WHAT TO PRODUCE:
Turn the items, from their first line through the line that contains "end-date-year: I970г. [1022, 2075, 1141, 2113]", into a JSON list of strings with one string per line and blank lines left out.

____

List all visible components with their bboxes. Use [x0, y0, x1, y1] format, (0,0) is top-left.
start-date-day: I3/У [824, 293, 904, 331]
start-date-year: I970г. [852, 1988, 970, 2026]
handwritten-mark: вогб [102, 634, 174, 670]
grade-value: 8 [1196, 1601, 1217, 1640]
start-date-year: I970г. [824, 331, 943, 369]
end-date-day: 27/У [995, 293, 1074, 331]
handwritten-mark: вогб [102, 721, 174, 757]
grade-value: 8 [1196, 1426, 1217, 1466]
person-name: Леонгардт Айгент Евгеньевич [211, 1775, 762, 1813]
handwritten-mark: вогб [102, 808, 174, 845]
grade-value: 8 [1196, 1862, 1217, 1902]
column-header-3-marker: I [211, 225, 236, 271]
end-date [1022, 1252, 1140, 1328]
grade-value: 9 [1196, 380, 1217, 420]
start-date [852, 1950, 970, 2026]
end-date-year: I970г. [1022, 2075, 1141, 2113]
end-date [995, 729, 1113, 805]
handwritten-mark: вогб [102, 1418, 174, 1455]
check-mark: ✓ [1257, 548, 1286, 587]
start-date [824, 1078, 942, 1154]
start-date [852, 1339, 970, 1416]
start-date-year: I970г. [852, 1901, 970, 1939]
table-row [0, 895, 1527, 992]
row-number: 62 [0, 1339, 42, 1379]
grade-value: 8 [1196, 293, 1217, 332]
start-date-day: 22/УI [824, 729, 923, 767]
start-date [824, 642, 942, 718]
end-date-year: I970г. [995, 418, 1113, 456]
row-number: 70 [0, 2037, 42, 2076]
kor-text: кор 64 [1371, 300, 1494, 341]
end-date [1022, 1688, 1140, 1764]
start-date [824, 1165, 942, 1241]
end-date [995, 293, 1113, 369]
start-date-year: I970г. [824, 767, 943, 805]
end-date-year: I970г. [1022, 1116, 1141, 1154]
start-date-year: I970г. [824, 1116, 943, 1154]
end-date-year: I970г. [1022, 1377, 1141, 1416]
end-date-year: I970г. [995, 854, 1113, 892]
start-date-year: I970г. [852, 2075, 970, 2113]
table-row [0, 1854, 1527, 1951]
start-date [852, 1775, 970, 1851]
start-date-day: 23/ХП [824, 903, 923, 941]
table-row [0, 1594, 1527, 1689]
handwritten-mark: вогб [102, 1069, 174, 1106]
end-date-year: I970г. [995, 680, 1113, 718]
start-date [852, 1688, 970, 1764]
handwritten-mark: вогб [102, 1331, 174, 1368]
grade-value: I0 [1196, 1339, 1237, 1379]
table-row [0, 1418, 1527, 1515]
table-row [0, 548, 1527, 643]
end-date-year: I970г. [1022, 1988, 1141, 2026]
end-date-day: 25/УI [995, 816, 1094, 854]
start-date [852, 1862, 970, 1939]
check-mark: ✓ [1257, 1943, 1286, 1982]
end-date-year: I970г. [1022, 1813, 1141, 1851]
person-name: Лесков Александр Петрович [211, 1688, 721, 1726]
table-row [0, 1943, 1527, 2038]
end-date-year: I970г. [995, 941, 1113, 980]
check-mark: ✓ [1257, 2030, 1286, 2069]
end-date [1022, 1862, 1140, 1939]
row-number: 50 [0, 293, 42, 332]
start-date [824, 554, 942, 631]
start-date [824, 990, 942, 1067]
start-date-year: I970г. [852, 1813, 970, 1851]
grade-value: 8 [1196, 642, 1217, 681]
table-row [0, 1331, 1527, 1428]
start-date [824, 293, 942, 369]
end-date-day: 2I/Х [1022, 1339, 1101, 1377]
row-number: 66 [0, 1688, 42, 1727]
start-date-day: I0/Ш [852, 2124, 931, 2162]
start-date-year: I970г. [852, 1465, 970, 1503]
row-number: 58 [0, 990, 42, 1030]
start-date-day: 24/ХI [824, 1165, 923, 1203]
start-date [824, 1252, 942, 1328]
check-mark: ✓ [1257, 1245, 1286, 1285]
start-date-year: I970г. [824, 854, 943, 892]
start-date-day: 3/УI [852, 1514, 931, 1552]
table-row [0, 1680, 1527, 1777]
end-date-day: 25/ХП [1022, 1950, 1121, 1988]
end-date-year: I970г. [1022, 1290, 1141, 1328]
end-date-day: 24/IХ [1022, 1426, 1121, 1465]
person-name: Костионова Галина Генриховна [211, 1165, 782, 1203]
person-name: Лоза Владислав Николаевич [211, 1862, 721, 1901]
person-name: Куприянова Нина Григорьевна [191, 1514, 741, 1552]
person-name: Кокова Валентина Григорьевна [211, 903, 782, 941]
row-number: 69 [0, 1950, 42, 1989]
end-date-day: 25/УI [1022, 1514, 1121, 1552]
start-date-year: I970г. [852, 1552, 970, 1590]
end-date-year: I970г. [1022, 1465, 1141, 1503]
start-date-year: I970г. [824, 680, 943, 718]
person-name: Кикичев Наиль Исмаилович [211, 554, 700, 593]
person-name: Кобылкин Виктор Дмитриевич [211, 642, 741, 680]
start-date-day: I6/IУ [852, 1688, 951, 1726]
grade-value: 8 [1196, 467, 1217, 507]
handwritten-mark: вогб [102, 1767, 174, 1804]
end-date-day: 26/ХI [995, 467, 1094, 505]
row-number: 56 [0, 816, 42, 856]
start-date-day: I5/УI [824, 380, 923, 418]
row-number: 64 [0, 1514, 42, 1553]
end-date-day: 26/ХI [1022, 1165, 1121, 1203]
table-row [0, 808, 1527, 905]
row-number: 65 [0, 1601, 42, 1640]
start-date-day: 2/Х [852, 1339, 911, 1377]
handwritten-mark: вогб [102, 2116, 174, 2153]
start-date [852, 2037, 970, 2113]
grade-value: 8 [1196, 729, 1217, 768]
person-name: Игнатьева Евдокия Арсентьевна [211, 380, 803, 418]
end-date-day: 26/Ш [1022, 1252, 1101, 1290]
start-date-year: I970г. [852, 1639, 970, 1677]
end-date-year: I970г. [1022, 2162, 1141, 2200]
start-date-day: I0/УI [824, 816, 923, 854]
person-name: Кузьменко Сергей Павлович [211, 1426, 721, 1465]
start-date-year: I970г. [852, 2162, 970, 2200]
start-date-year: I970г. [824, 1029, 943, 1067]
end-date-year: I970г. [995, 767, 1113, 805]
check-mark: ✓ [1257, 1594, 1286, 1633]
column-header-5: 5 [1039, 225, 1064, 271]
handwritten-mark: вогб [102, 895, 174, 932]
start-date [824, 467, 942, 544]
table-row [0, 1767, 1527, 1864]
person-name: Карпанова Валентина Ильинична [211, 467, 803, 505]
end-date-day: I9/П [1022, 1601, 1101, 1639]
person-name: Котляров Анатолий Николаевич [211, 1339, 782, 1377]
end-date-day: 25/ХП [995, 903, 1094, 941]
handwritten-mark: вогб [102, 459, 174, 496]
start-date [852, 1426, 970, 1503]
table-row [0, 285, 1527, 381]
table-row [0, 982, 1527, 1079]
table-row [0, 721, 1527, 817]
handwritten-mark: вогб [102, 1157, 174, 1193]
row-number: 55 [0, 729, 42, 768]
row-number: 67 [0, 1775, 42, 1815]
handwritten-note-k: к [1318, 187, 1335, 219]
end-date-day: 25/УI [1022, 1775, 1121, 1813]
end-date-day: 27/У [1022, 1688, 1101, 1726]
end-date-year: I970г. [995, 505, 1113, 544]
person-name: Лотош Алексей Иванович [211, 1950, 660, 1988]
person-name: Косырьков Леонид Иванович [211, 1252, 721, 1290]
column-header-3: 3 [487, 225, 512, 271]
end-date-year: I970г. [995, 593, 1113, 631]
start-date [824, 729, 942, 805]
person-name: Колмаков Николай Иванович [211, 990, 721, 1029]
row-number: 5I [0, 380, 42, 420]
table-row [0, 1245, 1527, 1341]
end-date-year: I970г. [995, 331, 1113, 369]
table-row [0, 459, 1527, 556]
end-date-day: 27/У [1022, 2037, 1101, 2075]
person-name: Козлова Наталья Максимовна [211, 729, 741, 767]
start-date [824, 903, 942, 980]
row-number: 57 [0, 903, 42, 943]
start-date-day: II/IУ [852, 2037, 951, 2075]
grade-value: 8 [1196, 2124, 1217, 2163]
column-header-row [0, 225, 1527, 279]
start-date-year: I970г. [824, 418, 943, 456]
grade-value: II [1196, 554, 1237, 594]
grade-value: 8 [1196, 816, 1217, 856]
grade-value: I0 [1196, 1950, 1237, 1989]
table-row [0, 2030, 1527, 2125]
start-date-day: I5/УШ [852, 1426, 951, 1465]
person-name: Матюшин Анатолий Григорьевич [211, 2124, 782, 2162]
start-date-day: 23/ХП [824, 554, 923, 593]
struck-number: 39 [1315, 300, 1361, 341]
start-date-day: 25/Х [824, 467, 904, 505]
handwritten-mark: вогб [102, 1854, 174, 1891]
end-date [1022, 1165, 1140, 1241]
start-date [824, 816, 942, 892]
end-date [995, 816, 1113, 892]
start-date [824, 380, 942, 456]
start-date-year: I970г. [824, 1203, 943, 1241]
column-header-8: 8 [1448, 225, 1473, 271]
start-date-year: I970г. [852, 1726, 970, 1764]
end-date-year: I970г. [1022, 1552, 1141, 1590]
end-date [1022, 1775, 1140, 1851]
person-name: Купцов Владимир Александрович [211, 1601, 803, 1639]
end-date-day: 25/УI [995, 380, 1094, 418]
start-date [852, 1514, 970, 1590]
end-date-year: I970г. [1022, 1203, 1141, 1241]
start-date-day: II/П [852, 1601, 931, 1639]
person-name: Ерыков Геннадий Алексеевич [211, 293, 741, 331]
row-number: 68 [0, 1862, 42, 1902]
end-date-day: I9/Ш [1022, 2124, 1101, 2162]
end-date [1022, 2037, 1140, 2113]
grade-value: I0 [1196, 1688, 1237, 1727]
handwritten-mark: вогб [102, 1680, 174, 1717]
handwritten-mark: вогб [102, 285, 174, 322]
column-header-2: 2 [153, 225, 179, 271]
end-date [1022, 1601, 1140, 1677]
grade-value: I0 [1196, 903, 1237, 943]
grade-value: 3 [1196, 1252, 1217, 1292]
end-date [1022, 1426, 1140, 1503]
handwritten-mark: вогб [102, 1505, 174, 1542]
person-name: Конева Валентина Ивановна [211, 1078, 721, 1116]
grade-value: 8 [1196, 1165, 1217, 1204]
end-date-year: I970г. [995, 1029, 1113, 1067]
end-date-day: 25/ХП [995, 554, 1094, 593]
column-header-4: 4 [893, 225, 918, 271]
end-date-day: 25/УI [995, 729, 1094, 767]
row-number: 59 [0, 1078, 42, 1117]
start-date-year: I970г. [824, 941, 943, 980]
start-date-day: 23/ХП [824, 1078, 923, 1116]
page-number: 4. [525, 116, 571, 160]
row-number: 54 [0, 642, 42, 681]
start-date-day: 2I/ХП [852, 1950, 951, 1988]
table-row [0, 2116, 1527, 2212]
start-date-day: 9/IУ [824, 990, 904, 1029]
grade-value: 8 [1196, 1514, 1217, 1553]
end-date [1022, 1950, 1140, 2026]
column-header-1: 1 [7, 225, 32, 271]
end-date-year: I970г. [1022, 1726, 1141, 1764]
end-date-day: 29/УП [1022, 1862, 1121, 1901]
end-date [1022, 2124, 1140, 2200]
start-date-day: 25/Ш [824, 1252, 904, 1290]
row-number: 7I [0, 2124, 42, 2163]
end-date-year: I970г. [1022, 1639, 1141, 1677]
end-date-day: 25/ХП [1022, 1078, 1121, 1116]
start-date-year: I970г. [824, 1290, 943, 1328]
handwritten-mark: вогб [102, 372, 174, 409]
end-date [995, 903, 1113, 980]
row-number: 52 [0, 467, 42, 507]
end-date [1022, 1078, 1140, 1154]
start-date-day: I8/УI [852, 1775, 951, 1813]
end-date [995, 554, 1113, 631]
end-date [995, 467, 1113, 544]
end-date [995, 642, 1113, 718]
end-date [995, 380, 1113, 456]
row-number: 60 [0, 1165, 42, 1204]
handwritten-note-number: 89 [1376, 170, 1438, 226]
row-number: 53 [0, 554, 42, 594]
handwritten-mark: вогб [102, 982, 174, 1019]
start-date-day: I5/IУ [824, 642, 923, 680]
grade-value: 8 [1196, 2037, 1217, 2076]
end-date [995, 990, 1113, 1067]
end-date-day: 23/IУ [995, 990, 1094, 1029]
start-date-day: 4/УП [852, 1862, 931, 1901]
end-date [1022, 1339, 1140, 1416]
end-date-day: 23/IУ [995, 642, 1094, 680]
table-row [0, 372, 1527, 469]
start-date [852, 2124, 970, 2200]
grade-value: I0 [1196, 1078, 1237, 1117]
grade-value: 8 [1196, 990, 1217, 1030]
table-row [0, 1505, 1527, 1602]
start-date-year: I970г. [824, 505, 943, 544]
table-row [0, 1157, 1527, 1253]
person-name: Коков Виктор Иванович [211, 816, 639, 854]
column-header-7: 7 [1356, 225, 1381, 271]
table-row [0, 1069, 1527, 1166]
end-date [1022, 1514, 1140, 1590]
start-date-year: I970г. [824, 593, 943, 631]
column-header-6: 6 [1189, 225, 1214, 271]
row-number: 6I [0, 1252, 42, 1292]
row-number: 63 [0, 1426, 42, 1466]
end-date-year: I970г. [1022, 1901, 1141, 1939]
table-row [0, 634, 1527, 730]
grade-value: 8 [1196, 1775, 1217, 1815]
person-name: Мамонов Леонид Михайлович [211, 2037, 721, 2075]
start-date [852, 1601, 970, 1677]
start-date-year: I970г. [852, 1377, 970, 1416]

____

TASK OUTPUT:
[
  "List all visible components with their bboxes. Use [x0, y0, x1, y1] format, (0,0) is top-left.",
  "start-date-day: I3/У [824, 293, 904, 331]",
  "start-date-year: I970г. [852, 1988, 970, 2026]",
  "handwritten-mark: вогб [102, 634, 174, 670]",
  "grade-value: 8 [1196, 1601, 1217, 1640]",
  "start-date-year: I970г. [824, 331, 943, 369]",
  "end-date-day: 27/У [995, 293, 1074, 331]",
  "handwritten-mark: вогб [102, 721, 174, 757]",
  "grade-value: 8 [1196, 1426, 1217, 1466]",
  "person-name: Леонгардт Айгент Евгеньевич [211, 1775, 762, 1813]",
  "handwritten-mark: вогб [102, 808, 174, 845]",
  "grade-value: 8 [1196, 1862, 1217, 1902]",
  "column-header-3-marker: I [211, 225, 236, 271]",
  "end-date [1022, 1252, 1140, 1328]",
  "grade-value: 9 [1196, 380, 1217, 420]",
  "start-date [852, 1950, 970, 2026]",
  "end-date-year: I970г. [1022, 2075, 1141, 2113]"
]